-- STATED TASK --
Repeat all the records exactly, omitting pictures.

══ INFORMATION GIVEN

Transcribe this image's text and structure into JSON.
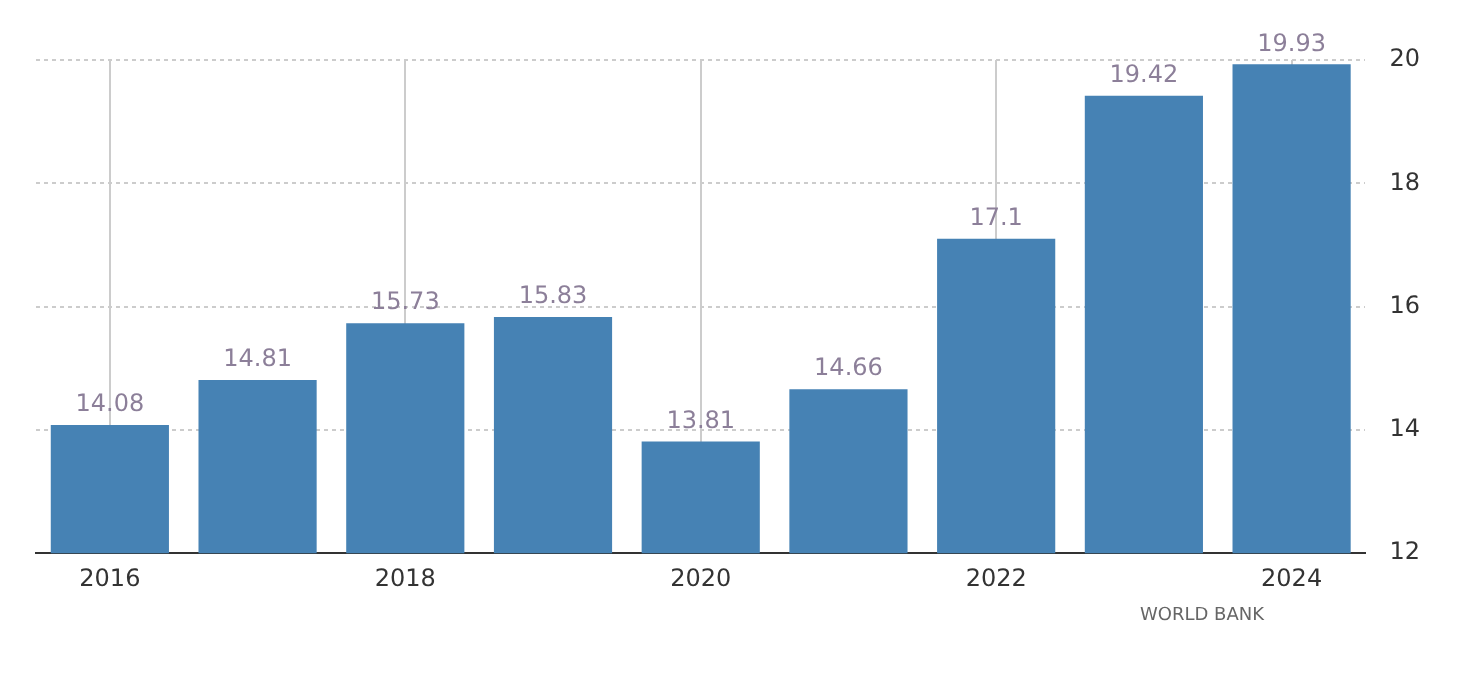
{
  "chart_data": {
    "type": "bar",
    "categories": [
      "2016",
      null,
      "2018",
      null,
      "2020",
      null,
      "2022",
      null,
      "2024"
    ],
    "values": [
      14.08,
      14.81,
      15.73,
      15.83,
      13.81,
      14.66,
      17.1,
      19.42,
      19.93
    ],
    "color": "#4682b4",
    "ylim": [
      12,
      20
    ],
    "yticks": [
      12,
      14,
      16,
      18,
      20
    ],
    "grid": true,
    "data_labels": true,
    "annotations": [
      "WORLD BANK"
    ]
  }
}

════

-- ANSWER TO THIS EXERCISE --
Transcribe this image's text and structure into JSON.
{
  "chart_data": {
    "type": "bar",
    "categories": [
      "2016",
      null,
      "2018",
      null,
      "2020",
      null,
      "2022",
      null,
      "2024"
    ],
    "values": [
      14.08,
      14.81,
      15.73,
      15.83,
      13.81,
      14.66,
      17.1,
      19.42,
      19.93
    ],
    "color": "#4682b4",
    "ylim": [
      12,
      20
    ],
    "yticks": [
      12,
      14,
      16,
      18,
      20
    ],
    "grid": true,
    "data_labels": true,
    "annotations": [
      "WORLD BANK"
    ]
  }
}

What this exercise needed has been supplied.